TASK DIRECTIONS:
All records are to be retyped faithfully and completely.

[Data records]
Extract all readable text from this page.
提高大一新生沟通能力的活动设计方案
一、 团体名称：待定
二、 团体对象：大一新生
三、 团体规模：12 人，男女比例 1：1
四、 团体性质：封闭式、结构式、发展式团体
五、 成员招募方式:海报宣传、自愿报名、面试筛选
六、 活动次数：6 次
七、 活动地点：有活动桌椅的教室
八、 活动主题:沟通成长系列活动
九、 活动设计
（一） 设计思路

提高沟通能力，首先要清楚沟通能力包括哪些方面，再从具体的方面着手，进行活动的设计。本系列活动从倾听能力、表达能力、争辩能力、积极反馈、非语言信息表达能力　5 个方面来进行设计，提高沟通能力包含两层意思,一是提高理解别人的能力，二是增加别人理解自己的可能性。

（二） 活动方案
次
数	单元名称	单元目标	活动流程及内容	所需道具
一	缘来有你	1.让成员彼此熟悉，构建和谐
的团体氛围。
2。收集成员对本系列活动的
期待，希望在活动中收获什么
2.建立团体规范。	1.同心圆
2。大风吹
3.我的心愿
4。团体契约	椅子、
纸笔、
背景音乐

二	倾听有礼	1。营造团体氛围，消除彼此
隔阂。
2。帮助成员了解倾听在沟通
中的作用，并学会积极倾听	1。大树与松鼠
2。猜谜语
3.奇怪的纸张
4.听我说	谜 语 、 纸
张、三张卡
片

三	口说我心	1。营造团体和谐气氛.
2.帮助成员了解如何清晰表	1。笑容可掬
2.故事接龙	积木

THE REPLY:
Extract all readable text from this page.
提高大一新生沟通能力的活动设计方案
一、 团体名称：待定
二、 团体对象：大一新生
三、 团体规模：12 人，男女比例 1：1
四、 团体性质：封闭式、结构式、发展式团体
五、 成员招募方式:海报宣传、自愿报名、面试筛选
六、 活动次数：6 次
七、 活动地点：有活动桌椅的教室
八、 活动主题:沟通成长系列活动
九、 活动设计
（一） 设计思路

提高沟通能力，首先要清楚沟通能力包括哪些方面，再从具体的方面着手，进行活动的设计。本系列活动从倾听能力、表达能力、争辩能力、积极反馈、非语言信息表达能力　5 个方面来进行设计，提高沟通能力包含两层意思,一是提高理解别人的能力，二是增加别人理解自己的可能性。

（二） 活动方案
次
数	单元名称	单元目标	活动流程及内容	所需道具
一	缘来有你	1.让成员彼此熟悉，构建和谐
的团体氛围。
2。收集成员对本系列活动的
期待，希望在活动中收获什么
2.建立团体规范。	1.同心圆
2。大风吹
3.我的心愿
4。团体契约	椅子、
纸笔、
背景音乐

二	倾听有礼	1。营造团体氛围，消除彼此
隔阂。
2。帮助成员了解倾听在沟通
中的作用，并学会积极倾听	1。大树与松鼠
2。猜谜语
3.奇怪的纸张
4.听我说	谜 语 、 纸
张、三张卡
片

三	口说我心	1。营造团体和谐气氛.
2.帮助成员了解如何清晰表	1。笑容可掬
2.故事接龙	积木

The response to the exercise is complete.